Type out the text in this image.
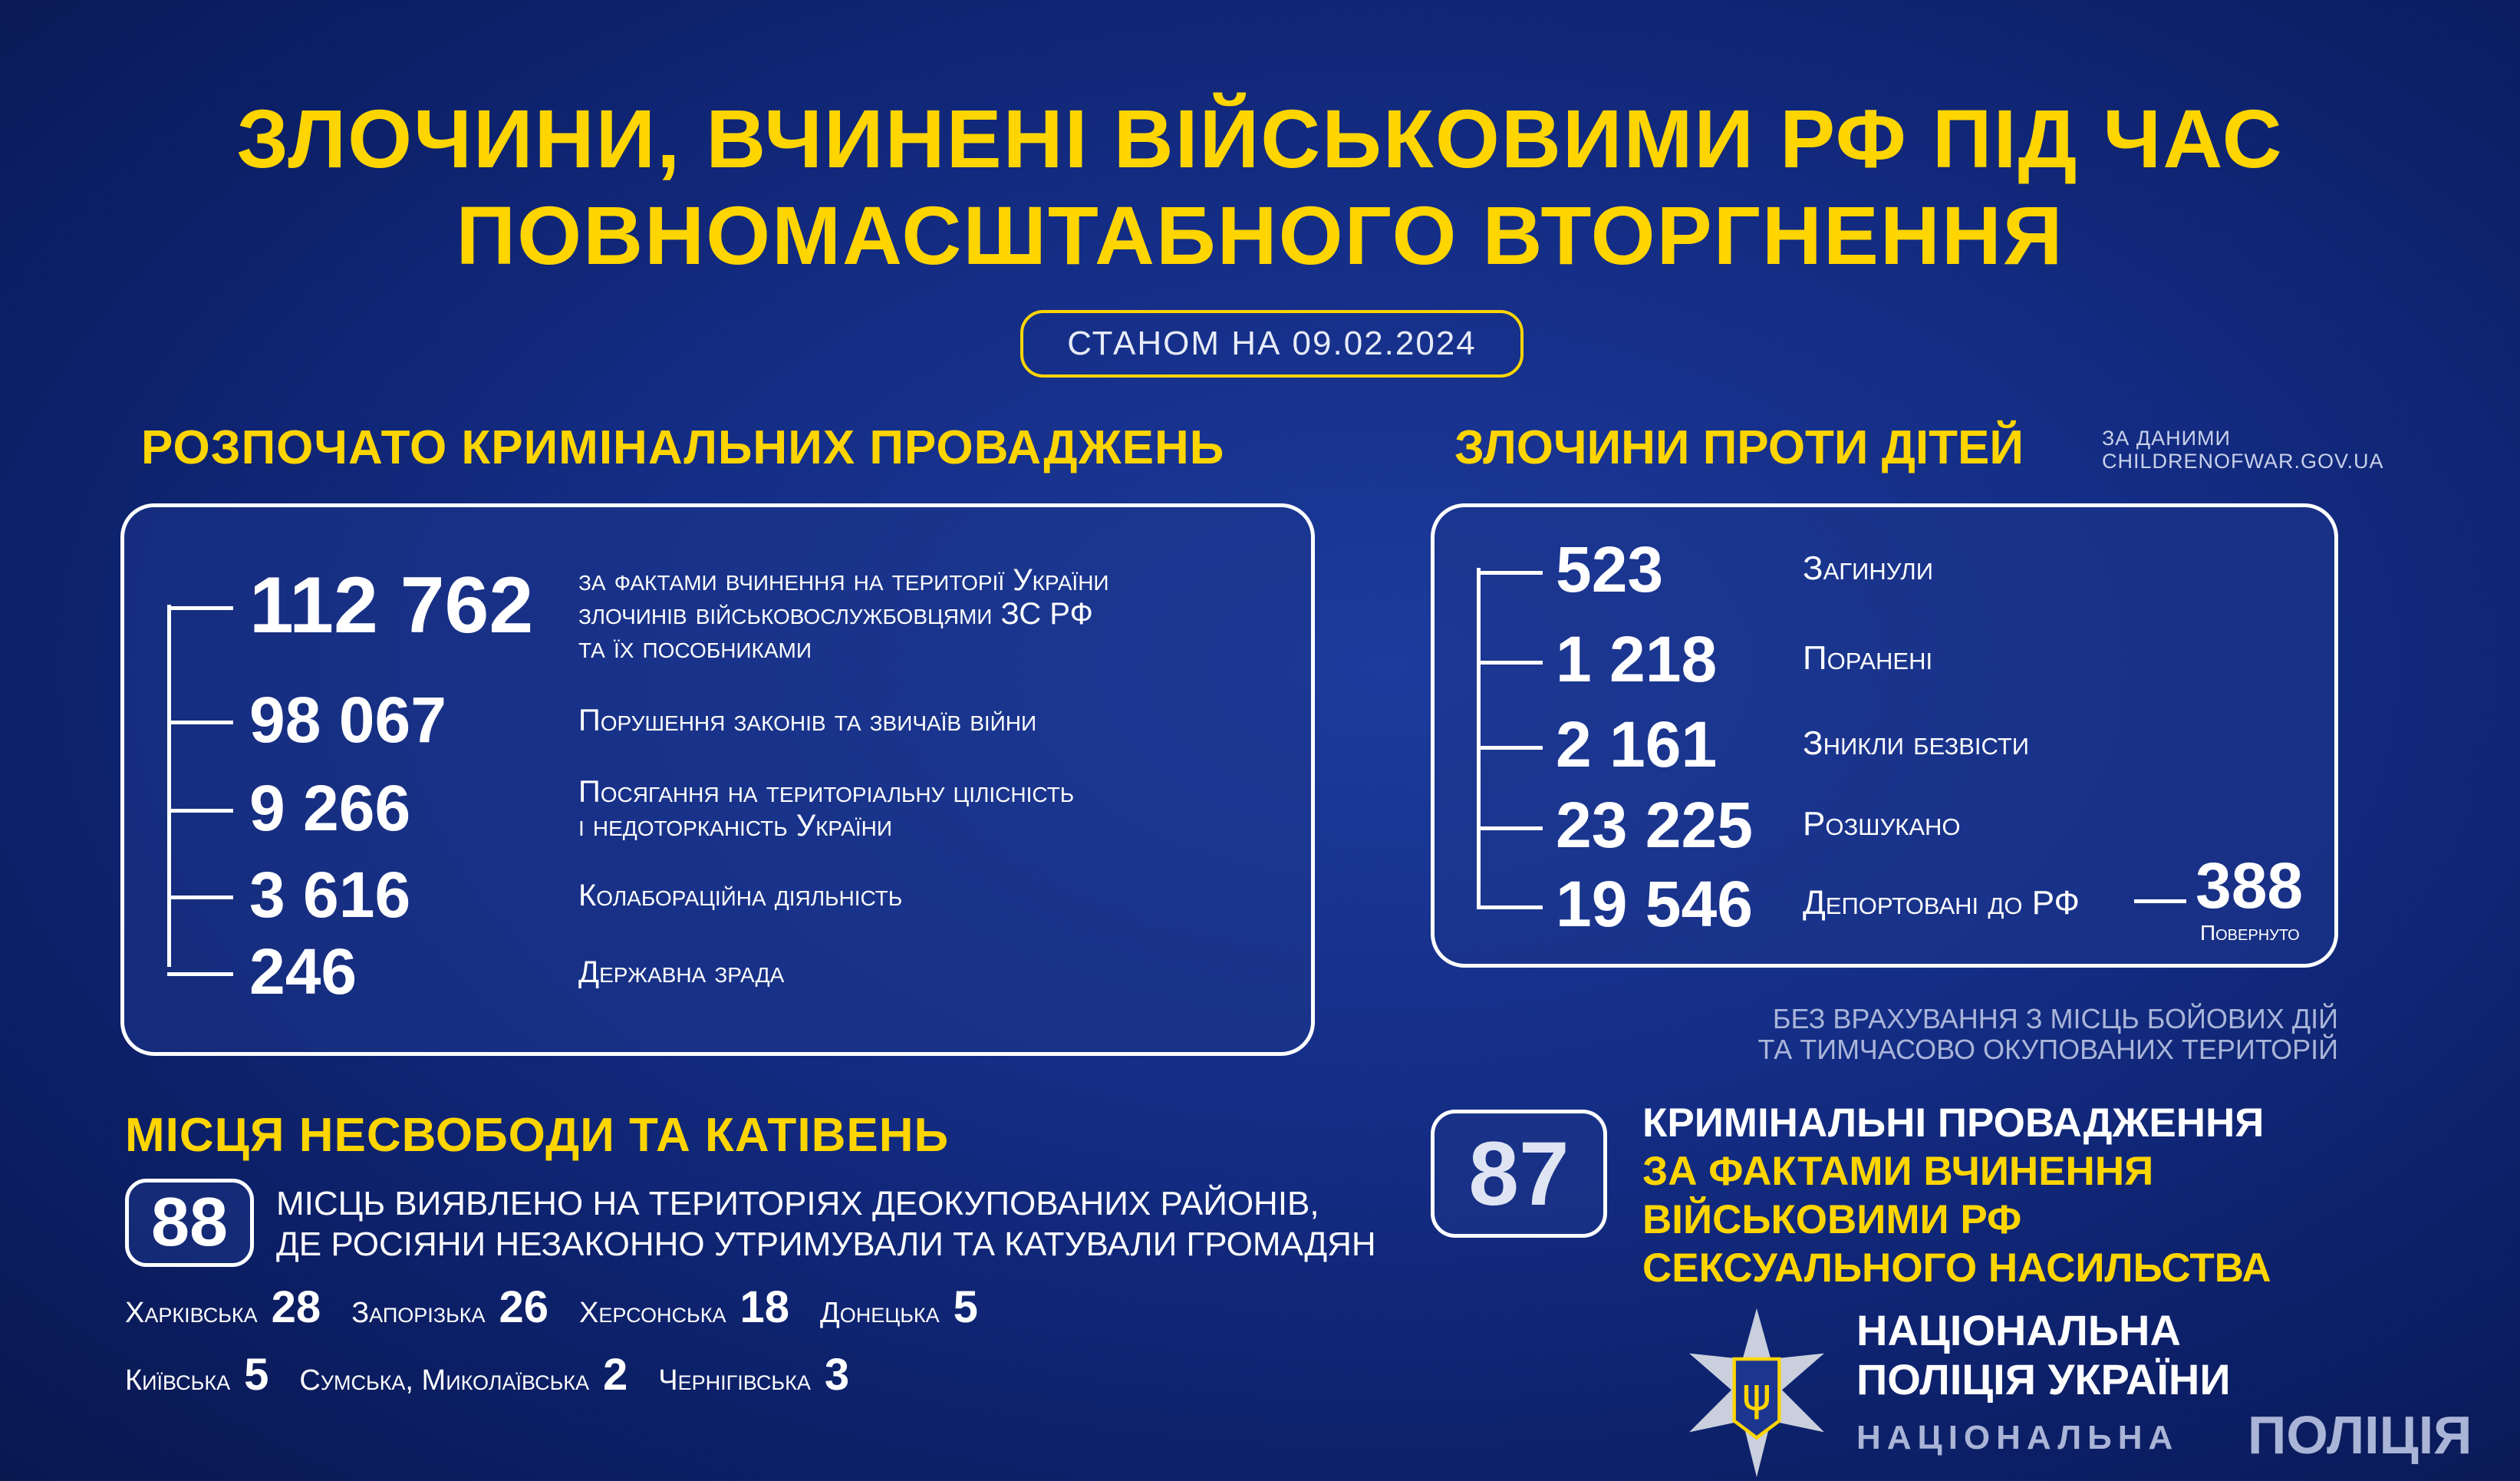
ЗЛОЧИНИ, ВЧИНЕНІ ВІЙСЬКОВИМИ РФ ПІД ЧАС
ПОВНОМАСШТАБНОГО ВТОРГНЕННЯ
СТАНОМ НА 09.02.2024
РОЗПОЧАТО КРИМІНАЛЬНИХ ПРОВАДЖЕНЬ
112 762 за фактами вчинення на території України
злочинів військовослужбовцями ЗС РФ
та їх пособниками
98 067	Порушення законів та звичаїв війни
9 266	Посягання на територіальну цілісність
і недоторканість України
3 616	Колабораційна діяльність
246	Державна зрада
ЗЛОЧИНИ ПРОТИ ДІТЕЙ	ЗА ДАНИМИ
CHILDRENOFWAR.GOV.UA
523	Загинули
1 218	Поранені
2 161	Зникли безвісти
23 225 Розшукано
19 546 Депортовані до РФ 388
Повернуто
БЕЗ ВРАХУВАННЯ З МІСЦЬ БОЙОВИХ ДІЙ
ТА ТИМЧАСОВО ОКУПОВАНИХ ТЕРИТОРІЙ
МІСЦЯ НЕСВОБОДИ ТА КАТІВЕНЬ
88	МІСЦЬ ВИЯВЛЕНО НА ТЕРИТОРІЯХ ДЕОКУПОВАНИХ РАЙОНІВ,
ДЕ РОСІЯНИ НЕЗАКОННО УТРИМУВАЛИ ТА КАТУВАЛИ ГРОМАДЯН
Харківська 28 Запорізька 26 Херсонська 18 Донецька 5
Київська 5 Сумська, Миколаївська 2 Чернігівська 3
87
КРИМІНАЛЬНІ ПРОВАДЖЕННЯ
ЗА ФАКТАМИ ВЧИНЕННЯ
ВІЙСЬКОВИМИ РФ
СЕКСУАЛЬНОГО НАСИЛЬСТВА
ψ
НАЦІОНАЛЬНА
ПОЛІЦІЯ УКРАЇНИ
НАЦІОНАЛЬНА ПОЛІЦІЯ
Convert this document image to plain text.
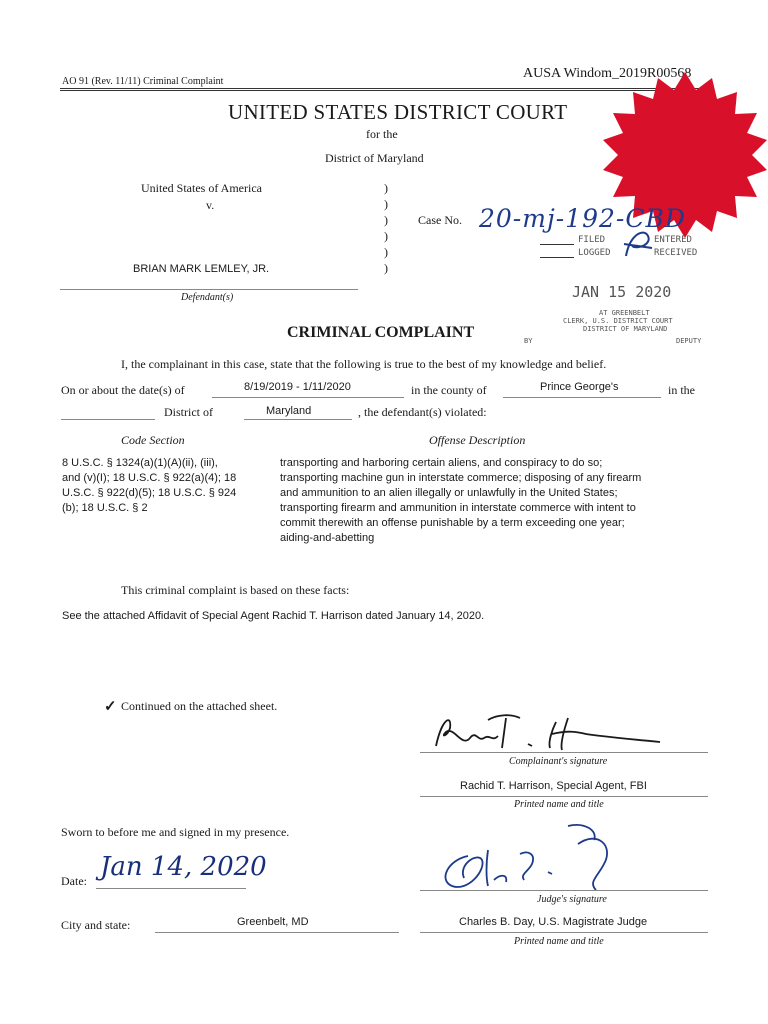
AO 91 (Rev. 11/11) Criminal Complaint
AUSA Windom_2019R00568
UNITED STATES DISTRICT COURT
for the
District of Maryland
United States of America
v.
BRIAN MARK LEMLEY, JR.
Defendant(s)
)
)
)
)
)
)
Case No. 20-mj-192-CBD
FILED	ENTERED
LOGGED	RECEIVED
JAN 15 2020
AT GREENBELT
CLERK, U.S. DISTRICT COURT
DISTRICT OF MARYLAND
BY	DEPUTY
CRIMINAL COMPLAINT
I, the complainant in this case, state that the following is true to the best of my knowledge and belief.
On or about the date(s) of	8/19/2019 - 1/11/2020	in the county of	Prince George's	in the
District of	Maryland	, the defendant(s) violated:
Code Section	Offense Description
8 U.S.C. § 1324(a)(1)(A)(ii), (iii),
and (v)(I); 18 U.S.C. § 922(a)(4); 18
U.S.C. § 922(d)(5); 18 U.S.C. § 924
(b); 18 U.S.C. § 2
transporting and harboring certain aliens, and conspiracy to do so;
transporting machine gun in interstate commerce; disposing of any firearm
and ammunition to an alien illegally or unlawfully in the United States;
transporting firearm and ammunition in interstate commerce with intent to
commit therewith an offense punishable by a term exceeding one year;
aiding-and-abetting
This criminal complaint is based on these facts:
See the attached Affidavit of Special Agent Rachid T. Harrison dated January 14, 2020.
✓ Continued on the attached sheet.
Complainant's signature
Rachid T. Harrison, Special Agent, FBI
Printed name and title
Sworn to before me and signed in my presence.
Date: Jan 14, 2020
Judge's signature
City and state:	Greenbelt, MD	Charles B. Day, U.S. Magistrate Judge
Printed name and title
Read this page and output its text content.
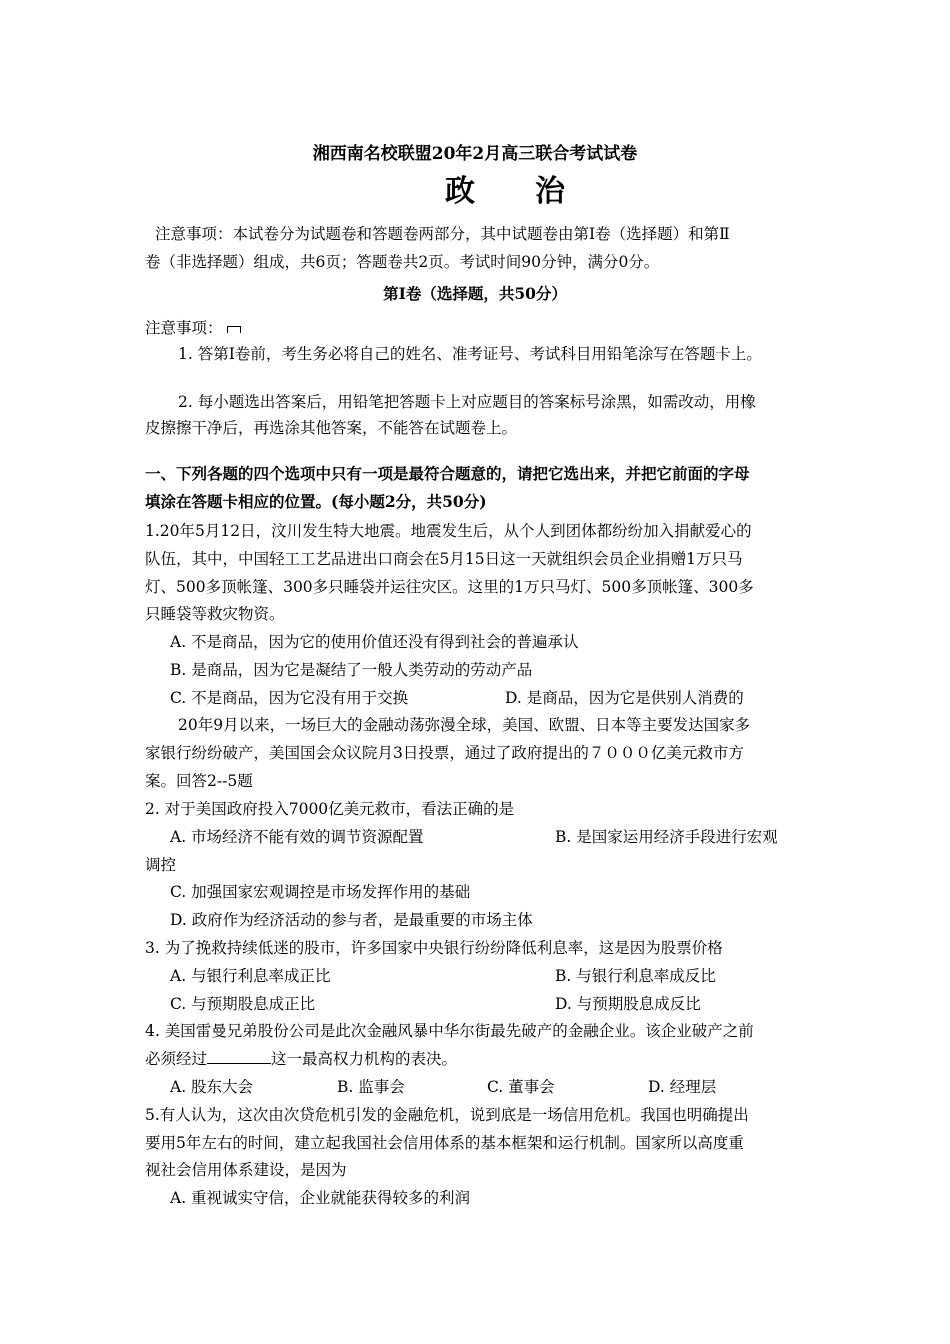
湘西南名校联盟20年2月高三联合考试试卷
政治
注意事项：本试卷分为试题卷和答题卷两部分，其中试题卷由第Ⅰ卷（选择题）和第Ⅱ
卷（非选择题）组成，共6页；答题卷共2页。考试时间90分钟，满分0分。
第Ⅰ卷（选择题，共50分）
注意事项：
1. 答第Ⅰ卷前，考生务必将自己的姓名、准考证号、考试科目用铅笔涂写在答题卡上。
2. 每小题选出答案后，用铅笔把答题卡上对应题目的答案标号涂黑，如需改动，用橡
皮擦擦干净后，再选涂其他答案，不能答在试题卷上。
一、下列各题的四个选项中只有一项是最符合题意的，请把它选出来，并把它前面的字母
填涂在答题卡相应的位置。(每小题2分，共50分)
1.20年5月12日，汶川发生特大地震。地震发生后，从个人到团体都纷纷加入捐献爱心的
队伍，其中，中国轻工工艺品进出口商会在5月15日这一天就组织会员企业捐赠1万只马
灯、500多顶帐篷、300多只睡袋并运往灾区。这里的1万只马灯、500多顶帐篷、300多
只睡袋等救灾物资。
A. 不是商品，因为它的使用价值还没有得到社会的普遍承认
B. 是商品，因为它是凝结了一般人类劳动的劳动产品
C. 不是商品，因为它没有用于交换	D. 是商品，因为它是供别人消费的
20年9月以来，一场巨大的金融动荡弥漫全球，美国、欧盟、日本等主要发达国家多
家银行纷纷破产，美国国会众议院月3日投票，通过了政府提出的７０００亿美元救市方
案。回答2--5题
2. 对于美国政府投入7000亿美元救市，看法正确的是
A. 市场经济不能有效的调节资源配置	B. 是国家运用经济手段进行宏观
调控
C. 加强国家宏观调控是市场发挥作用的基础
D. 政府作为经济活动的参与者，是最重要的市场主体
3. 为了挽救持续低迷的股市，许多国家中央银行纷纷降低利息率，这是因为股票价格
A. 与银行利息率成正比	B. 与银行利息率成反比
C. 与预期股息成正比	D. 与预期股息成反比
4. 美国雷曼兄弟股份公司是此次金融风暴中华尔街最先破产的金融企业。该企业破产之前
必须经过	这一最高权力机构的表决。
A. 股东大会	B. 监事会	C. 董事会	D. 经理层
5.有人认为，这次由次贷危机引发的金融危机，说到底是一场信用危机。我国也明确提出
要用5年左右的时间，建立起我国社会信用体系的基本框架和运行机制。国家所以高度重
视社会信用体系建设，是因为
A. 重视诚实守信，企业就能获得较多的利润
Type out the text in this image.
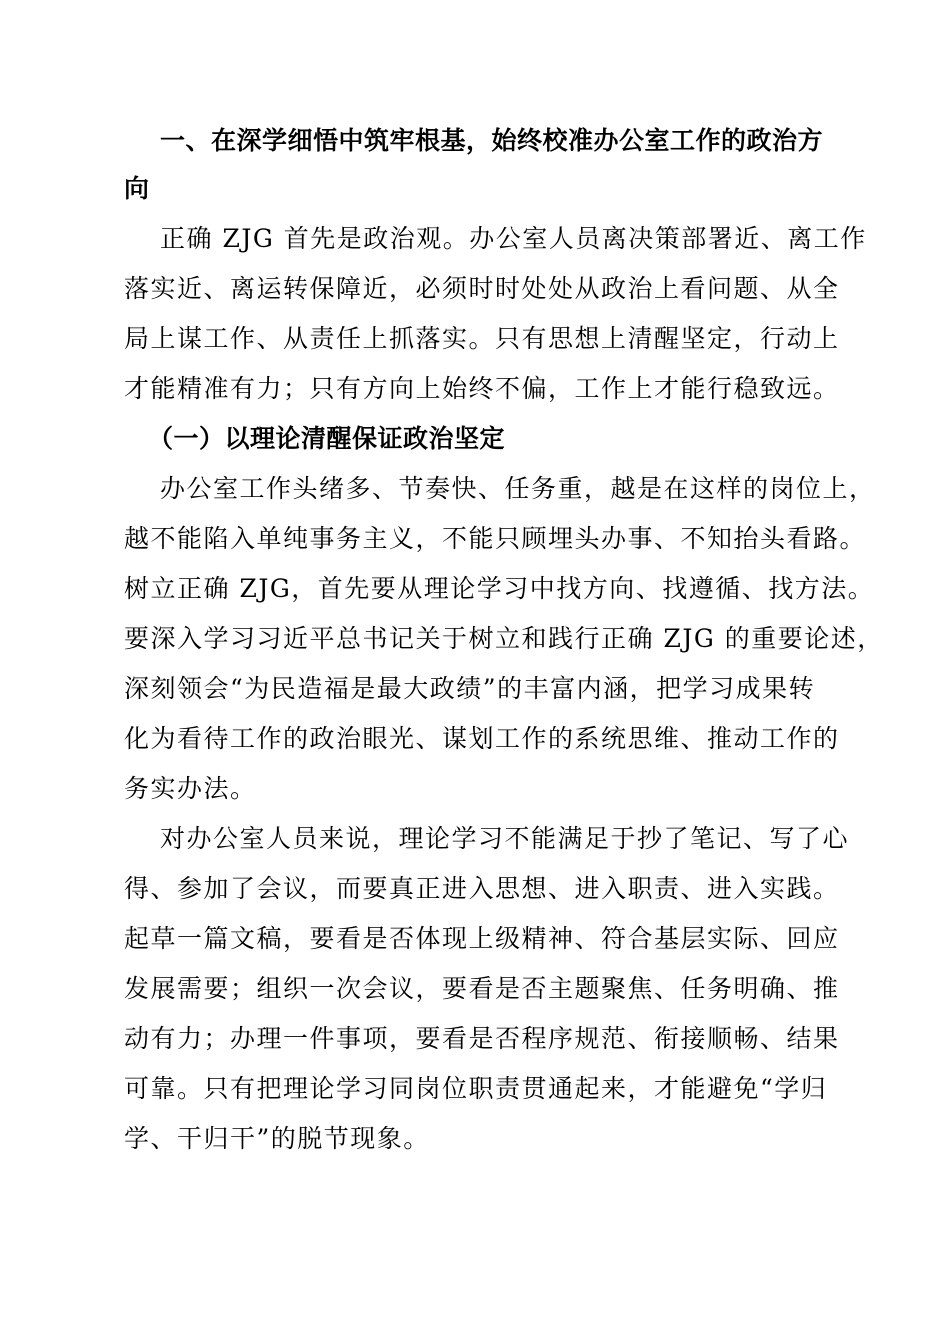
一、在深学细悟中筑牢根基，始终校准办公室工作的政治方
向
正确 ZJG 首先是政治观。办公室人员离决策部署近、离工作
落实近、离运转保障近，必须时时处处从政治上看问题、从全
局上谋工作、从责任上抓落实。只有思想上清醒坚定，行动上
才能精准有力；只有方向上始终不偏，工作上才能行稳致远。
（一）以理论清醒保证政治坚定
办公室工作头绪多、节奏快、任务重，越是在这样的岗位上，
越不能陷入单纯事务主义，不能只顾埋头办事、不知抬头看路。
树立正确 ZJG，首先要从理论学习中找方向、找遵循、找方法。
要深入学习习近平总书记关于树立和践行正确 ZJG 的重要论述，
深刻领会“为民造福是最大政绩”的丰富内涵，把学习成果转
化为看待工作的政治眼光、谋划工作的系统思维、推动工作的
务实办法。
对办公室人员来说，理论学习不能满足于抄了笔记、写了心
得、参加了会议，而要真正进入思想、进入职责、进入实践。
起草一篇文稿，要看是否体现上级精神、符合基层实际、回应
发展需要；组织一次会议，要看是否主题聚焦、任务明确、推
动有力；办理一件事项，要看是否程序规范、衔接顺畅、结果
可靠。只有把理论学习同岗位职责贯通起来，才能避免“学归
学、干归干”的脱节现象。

• [WHAT IS NEEDED] Pictures aside, set down the lines from the one containing "Read this page and output its text content." through the end of the records above, exactly and only those.

• [EXERCISE OUTPUT]
Read this page and output its text content.
湘西南名校联盟20年2月高三联合考试试卷
政治
注意事项：本试卷分为试题卷和答题卷两部分，其中试题卷由第Ⅰ卷（选择题）和第Ⅱ
卷（非选择题）组成，共6页；答题卷共2页。考试时间90分钟，满分0分。
第Ⅰ卷（选择题，共50分）
注意事项：
1. 答第Ⅰ卷前，考生务必将自己的姓名、准考证号、考试科目用铅笔涂写在答题卡上。
2. 每小题选出答案后，用铅笔把答题卡上对应题目的答案标号涂黑，如需改动，用橡
皮擦擦干净后，再选涂其他答案，不能答在试题卷上。
一、下列各题的四个选项中只有一项是最符合题意的，请把它选出来，并把它前面的字母
填涂在答题卡相应的位置。(每小题2分，共50分)
1.20年5月12日，汶川发生特大地震。地震发生后，从个人到团体都纷纷加入捐献爱心的
队伍，其中，中国轻工工艺品进出口商会在5月15日这一天就组织会员企业捐赠1万只马
灯、500多顶帐篷、300多只睡袋并运往灾区。这里的1万只马灯、500多顶帐篷、300多
只睡袋等救灾物资。
A. 不是商品，因为它的使用价值还没有得到社会的普遍承认
B. 是商品，因为它是凝结了一般人类劳动的劳动产品
C. 不是商品，因为它没有用于交换	D. 是商品，因为它是供别人消费的
20年9月以来，一场巨大的金融动荡弥漫全球，美国、欧盟、日本等主要发达国家多
家银行纷纷破产，美国国会众议院月3日投票，通过了政府提出的７０００亿美元救市方
案。回答2--5题
2. 对于美国政府投入7000亿美元救市，看法正确的是
A. 市场经济不能有效的调节资源配置	B. 是国家运用经济手段进行宏观
调控
C. 加强国家宏观调控是市场发挥作用的基础
D. 政府作为经济活动的参与者，是最重要的市场主体
3. 为了挽救持续低迷的股市，许多国家中央银行纷纷降低利息率，这是因为股票价格
A. 与银行利息率成正比	B. 与银行利息率成反比
C. 与预期股息成正比	D. 与预期股息成反比
4. 美国雷曼兄弟股份公司是此次金融风暴中华尔街最先破产的金融企业。该企业破产之前
必须经过	这一最高权力机构的表决。
A. 股东大会	B. 监事会	C. 董事会	D. 经理层
5.有人认为，这次由次贷危机引发的金融危机，说到底是一场信用危机。我国也明确提出
要用5年左右的时间，建立起我国社会信用体系的基本框架和运行机制。国家所以高度重
视社会信用体系建设，是因为
A. 重视诚实守信，企业就能获得较多的利润
Type out the text in this image.
一、在深学细悟中筑牢根基，始终校准办公室工作的政治方
向
正确 ZJG 首先是政治观。办公室人员离决策部署近、离工作
落实近、离运转保障近，必须时时处处从政治上看问题、从全
局上谋工作、从责任上抓落实。只有思想上清醒坚定，行动上
才能精准有力；只有方向上始终不偏，工作上才能行稳致远。
（一）以理论清醒保证政治坚定
办公室工作头绪多、节奏快、任务重，越是在这样的岗位上，
越不能陷入单纯事务主义，不能只顾埋头办事、不知抬头看路。
树立正确 ZJG，首先要从理论学习中找方向、找遵循、找方法。
要深入学习习近平总书记关于树立和践行正确 ZJG 的重要论述，
深刻领会“为民造福是最大政绩”的丰富内涵，把学习成果转
化为看待工作的政治眼光、谋划工作的系统思维、推动工作的
务实办法。
对办公室人员来说，理论学习不能满足于抄了笔记、写了心
得、参加了会议，而要真正进入思想、进入职责、进入实践。
起草一篇文稿，要看是否体现上级精神、符合基层实际、回应
发展需要；组织一次会议，要看是否主题聚焦、任务明确、推
动有力；办理一件事项，要看是否程序规范、衔接顺畅、结果
可靠。只有把理论学习同岗位职责贯通起来，才能避免“学归
学、干归干”的脱节现象。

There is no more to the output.